■ **Short task**
Identify all lines in the listing that include the word "erectus", and copy them out.

--- start Recorded data ---

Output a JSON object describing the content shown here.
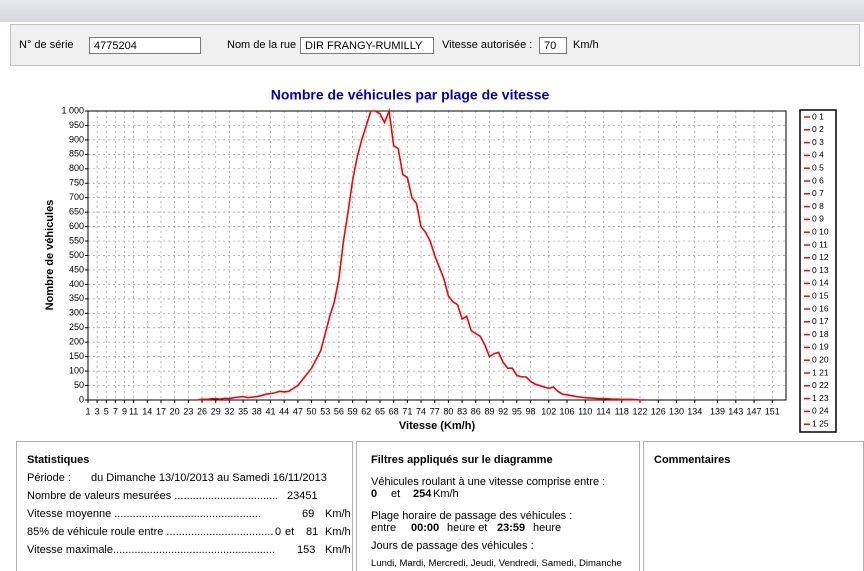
{
  "form": {
    "serial_label": "N° de série",
    "serial_value": "4775204",
    "street_label": "Nom de la rue",
    "street_value": "DIR FRANGY-RUMILLY",
    "speed_label": "Vitesse autorisée :",
    "speed_value": "70",
    "speed_unit": "Km/h"
  },
  "chart_data": {
    "type": "line",
    "title": "Nombre de véhicules par plage de vitesse",
    "x_label": "Vitesse (Km/h)",
    "y_label": "Nombre de véhicules",
    "color": "#ff0000",
    "grid": true,
    "x": [
      25,
      26,
      27,
      28,
      29,
      30,
      31,
      32,
      33,
      34,
      35,
      36,
      37,
      38,
      39,
      40,
      41,
      42,
      43,
      44,
      45,
      46,
      47,
      48,
      49,
      50,
      51,
      52,
      53,
      54,
      55,
      56,
      57,
      58,
      59,
      60,
      61,
      62,
      63,
      64,
      65,
      66,
      67,
      68,
      69,
      70,
      71,
      72,
      73,
      74,
      75,
      76,
      77,
      78,
      79,
      80,
      81,
      82,
      83,
      84,
      85,
      86,
      87,
      88,
      89,
      90,
      91,
      92,
      93,
      94,
      95,
      96,
      97,
      98,
      99,
      100,
      101,
      102,
      103,
      104,
      105,
      106,
      107,
      108,
      109,
      110,
      111,
      112,
      113,
      114,
      115,
      116,
      117,
      118,
      119,
      120,
      121,
      122,
      123
    ],
    "values": [
      0,
      3,
      2,
      4,
      5,
      3,
      6,
      5,
      8,
      10,
      12,
      8,
      10,
      12,
      15,
      20,
      22,
      25,
      30,
      28,
      30,
      40,
      50,
      70,
      90,
      110,
      140,
      170,
      230,
      290,
      340,
      420,
      550,
      650,
      760,
      840,
      900,
      950,
      1000,
      1000,
      990,
      960,
      1000,
      880,
      870,
      780,
      770,
      700,
      680,
      600,
      580,
      550,
      500,
      460,
      420,
      360,
      340,
      330,
      280,
      290,
      240,
      230,
      220,
      190,
      150,
      160,
      165,
      130,
      110,
      110,
      85,
      80,
      80,
      65,
      55,
      50,
      45,
      40,
      45,
      30,
      20,
      18,
      15,
      12,
      10,
      8,
      7,
      6,
      5,
      5,
      4,
      3,
      3,
      2,
      2,
      2,
      1,
      0,
      0
    ],
    "xlim": [
      1,
      154
    ],
    "xticks": [
      1,
      3,
      5,
      7,
      9,
      11,
      14,
      17,
      20,
      23,
      26,
      29,
      32,
      35,
      38,
      41,
      44,
      47,
      50,
      53,
      56,
      59,
      62,
      65,
      68,
      71,
      74,
      77,
      80,
      83,
      86,
      89,
      92,
      95,
      98,
      102,
      106,
      110,
      114,
      118,
      122,
      126,
      130,
      134,
      139,
      143,
      147,
      151
    ],
    "ylim": [
      0,
      1000
    ],
    "yticks": [
      0,
      50,
      100,
      150,
      200,
      250,
      300,
      350,
      400,
      450,
      500,
      550,
      600,
      650,
      700,
      750,
      800,
      850,
      900,
      950,
      {
        "value": 1000,
        "label": "1 000"
      }
    ],
    "legend_entries": [
      "0 1",
      "0 2",
      "0 3",
      "0 4",
      "0 5",
      "0 6",
      "0 7",
      "0 8",
      "0 9",
      "0 10",
      "0 11",
      "0 12",
      "0 13",
      "0 14",
      "0 15",
      "0 16",
      "0 17",
      "0 18",
      "0 19",
      "0 20",
      "1 21",
      "0 22",
      "1 23",
      "0 24",
      "1 25"
    ]
  },
  "statistics": {
    "title": "Statistiques",
    "period_label": "Période :",
    "period_value": "du Dimanche 13/10/2013 au Samedi 16/11/2013",
    "count_label": "Nombre de valeurs mesurées ..................................",
    "count_value": "23451",
    "mean_label": "Vitesse moyenne ..................................................",
    "mean_value": "69",
    "mean_unit": "Km/h",
    "p85_label": "85% de véhicule roule entre ...................................",
    "p85_low": "0",
    "p85_and": "et",
    "p85_high": "81",
    "p85_unit": "Km/h",
    "max_label": "Vitesse maximale.....................................................",
    "max_value": "153",
    "max_unit": "Km/h"
  },
  "filters": {
    "title": "Filtres appliqués sur le diagramme",
    "speed_label": "Véhicules roulant à une vitesse comprise entre :",
    "speed_low": "0",
    "speed_and": "et",
    "speed_high": "254",
    "speed_unit": "Km/h",
    "time_label": "Plage horaire de passage des véhicules :",
    "time_between": "entre",
    "time_start": "00:00",
    "time_mid": "heure et",
    "time_end": "23:59",
    "time_unit": "heure",
    "days_label": "Jours de passage des véhicules :",
    "days_value": "Lundi, Mardi, Mercredi, Jeudi, Vendredi, Samedi, Dimanche"
  },
  "comments": {
    "title": "Commentaires"
  }
}
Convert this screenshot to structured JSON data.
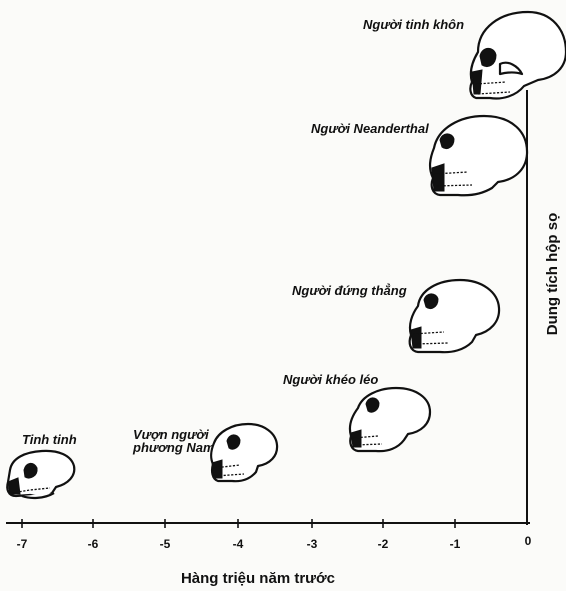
{
  "labels": {
    "sapiens": "Người tinh khôn",
    "neanderthal": "Người Neanderthal",
    "erectus": "Người đứng thẳng",
    "habilis": "Người khéo léo",
    "australopithecus_line1": "Vượn người",
    "australopithecus_line2": "phương Nam",
    "chimpanzee": "Tinh tinh"
  },
  "axes": {
    "x_title": "Hàng triệu năm trước",
    "y_title": "Dung tích hộp sọ",
    "x_ticks": [
      "-7",
      "-6",
      "-5",
      "-4",
      "-3",
      "-2",
      "-1",
      "0"
    ]
  },
  "icons": {
    "skulls": [
      "chimpanzee-skull-icon",
      "australopithecus-skull-icon",
      "habilis-skull-icon",
      "erectus-skull-icon",
      "neanderthal-skull-icon",
      "sapiens-skull-icon"
    ]
  }
}
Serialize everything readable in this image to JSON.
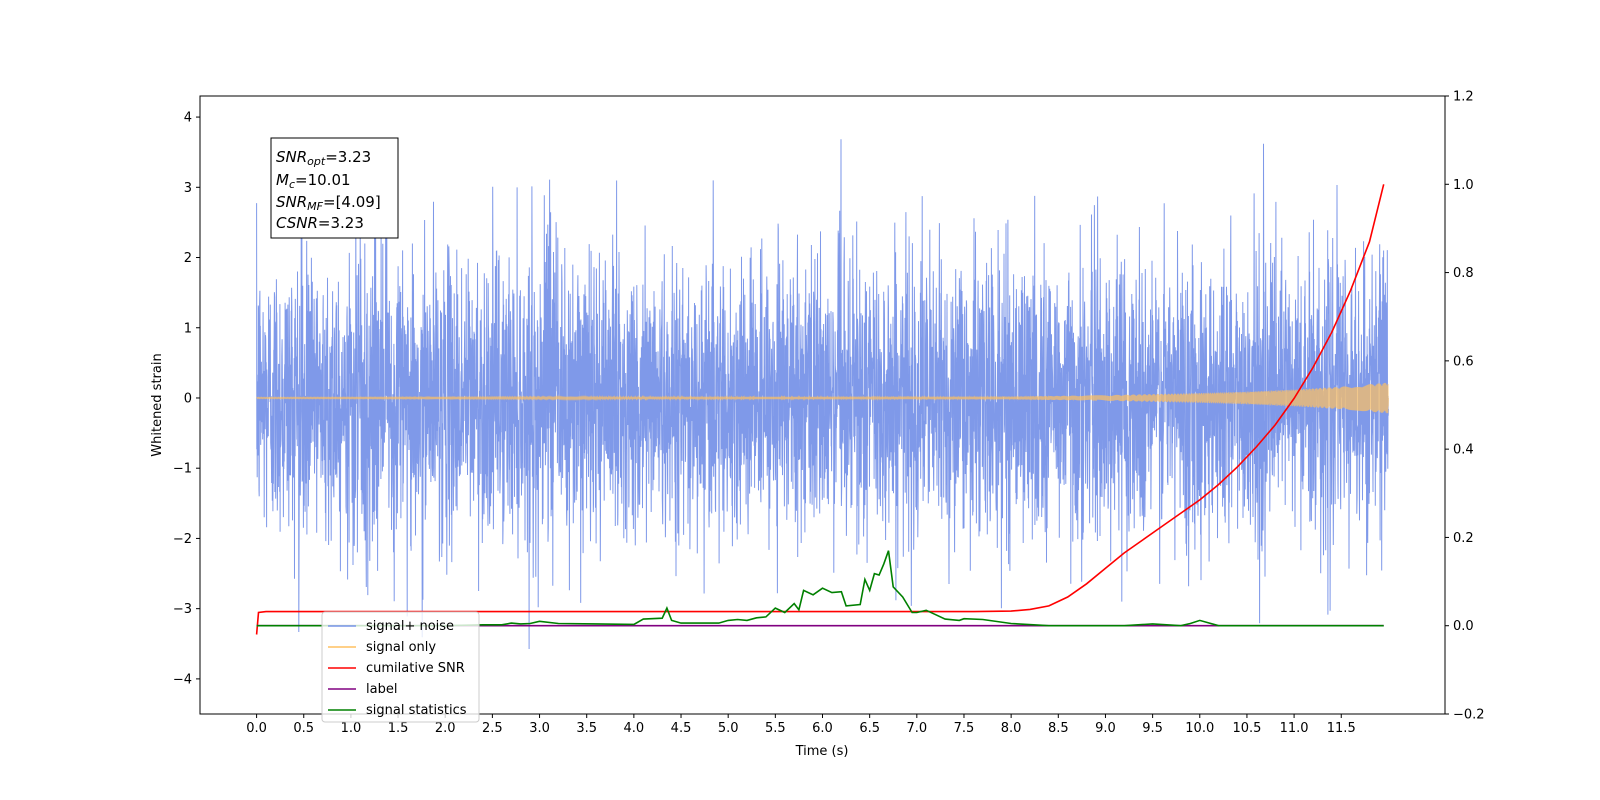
{
  "chart_data": {
    "type": "line",
    "xlabel": "Time (s)",
    "ylabel": "Whitened strain",
    "xlim": [
      -0.6,
      12.6
    ],
    "ylim": [
      -4.5,
      4.3
    ],
    "y2lim": [
      -0.2,
      1.2
    ],
    "xticks": [
      0.0,
      0.5,
      1.0,
      1.5,
      2.0,
      2.5,
      3.0,
      3.5,
      4.0,
      4.5,
      5.0,
      5.5,
      6.0,
      6.5,
      7.0,
      7.5,
      8.0,
      8.5,
      9.0,
      9.5,
      10.0,
      10.5,
      11.0,
      11.5
    ],
    "xtick_labels": [
      "0.0",
      "0.5",
      "1.0",
      "1.5",
      "2.0",
      "2.5",
      "3.0",
      "3.5",
      "4.0",
      "4.5",
      "5.0",
      "5.5",
      "6.0",
      "6.5",
      "7.0",
      "7.5",
      "8.0",
      "8.5",
      "9.0",
      "9.5",
      "10.0",
      "10.5",
      "11.0",
      "11.5"
    ],
    "yticks": [
      -4,
      -3,
      -2,
      -1,
      0,
      1,
      2,
      3,
      4
    ],
    "ytick_labels": [
      "−4",
      "−3",
      "−2",
      "−1",
      "0",
      "1",
      "2",
      "3",
      "4"
    ],
    "y2ticks": [
      -0.2,
      0.0,
      0.2,
      0.4,
      0.6,
      0.8,
      1.0,
      1.2
    ],
    "y2tick_labels": [
      "−0.2",
      "0.0",
      "0.2",
      "0.4",
      "0.6",
      "0.8",
      "1.0",
      "1.2"
    ],
    "grid": false,
    "legend_placement": "lower-left",
    "annotation": {
      "lines": [
        {
          "main": "SNR",
          "sub": "opt",
          "rest": "=3.23"
        },
        {
          "main": "M",
          "sub": "c",
          "rest": "=10.01"
        },
        {
          "main": "SNR",
          "sub": "MF",
          "rest": "=[4.09]"
        },
        {
          "main": "CSNR",
          "sub": "",
          "rest": "=3.23"
        }
      ]
    },
    "series": [
      {
        "name": "signal+ noise",
        "axis": "left",
        "color": "#7893e8",
        "kind": "noise",
        "t_start": 0.0,
        "t_end": 12.0,
        "amplitude_range": [
          -3.6,
          3.9
        ]
      },
      {
        "name": "signal only",
        "axis": "left",
        "color": "#ffc060",
        "kind": "chirp",
        "envelope": {
          "t": [
            0.0,
            8.0,
            9.0,
            10.0,
            10.5,
            11.0,
            11.5,
            12.0
          ],
          "amp": [
            0.01,
            0.02,
            0.04,
            0.07,
            0.09,
            0.12,
            0.16,
            0.22
          ]
        }
      },
      {
        "name": "cumilative SNR",
        "axis": "right",
        "color": "#ff0000",
        "x": [
          0.0,
          0.02,
          0.1,
          7.6,
          8.0,
          8.2,
          8.4,
          8.6,
          8.8,
          9.0,
          9.2,
          9.4,
          9.6,
          9.8,
          10.0,
          10.2,
          10.4,
          10.6,
          10.8,
          11.0,
          11.2,
          11.4,
          11.6,
          11.8,
          11.95
        ],
        "y": [
          -0.02,
          0.03,
          0.032,
          0.032,
          0.033,
          0.037,
          0.045,
          0.065,
          0.095,
          0.13,
          0.165,
          0.195,
          0.225,
          0.255,
          0.285,
          0.32,
          0.36,
          0.405,
          0.455,
          0.515,
          0.585,
          0.665,
          0.76,
          0.87,
          1.0
        ]
      },
      {
        "name": "label",
        "axis": "right",
        "color": "#800080",
        "x": [
          0.0,
          11.95
        ],
        "y": [
          0.0,
          0.0
        ]
      },
      {
        "name": "signal statistics",
        "axis": "right",
        "color": "#008000",
        "x": [
          0.0,
          2.0,
          2.4,
          2.6,
          2.7,
          2.8,
          2.9,
          3.0,
          3.2,
          3.6,
          4.0,
          4.1,
          4.3,
          4.35,
          4.4,
          4.5,
          4.9,
          5.0,
          5.1,
          5.2,
          5.3,
          5.4,
          5.5,
          5.6,
          5.7,
          5.75,
          5.8,
          5.9,
          6.0,
          6.1,
          6.2,
          6.25,
          6.4,
          6.45,
          6.5,
          6.55,
          6.6,
          6.65,
          6.7,
          6.75,
          6.85,
          6.95,
          7.0,
          7.1,
          7.2,
          7.3,
          7.45,
          7.5,
          7.7,
          8.0,
          8.4,
          9.2,
          9.5,
          9.8,
          9.9,
          10.0,
          10.2,
          11.95
        ],
        "y": [
          0.0,
          0.0,
          0.002,
          0.002,
          0.006,
          0.004,
          0.005,
          0.01,
          0.005,
          0.004,
          0.003,
          0.015,
          0.017,
          0.04,
          0.012,
          0.006,
          0.006,
          0.012,
          0.014,
          0.012,
          0.018,
          0.02,
          0.04,
          0.03,
          0.05,
          0.036,
          0.08,
          0.07,
          0.085,
          0.075,
          0.077,
          0.045,
          0.048,
          0.105,
          0.08,
          0.118,
          0.115,
          0.14,
          0.17,
          0.088,
          0.065,
          0.03,
          0.03,
          0.035,
          0.025,
          0.015,
          0.012,
          0.016,
          0.014,
          0.005,
          0.0,
          0.0,
          0.004,
          0.0,
          0.005,
          0.012,
          0.0,
          0.0
        ]
      }
    ]
  }
}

--- end Recorded data ---

■ **Full response**
    "erectus": "Người đứng thẳng",
      "erectus-skull-icon",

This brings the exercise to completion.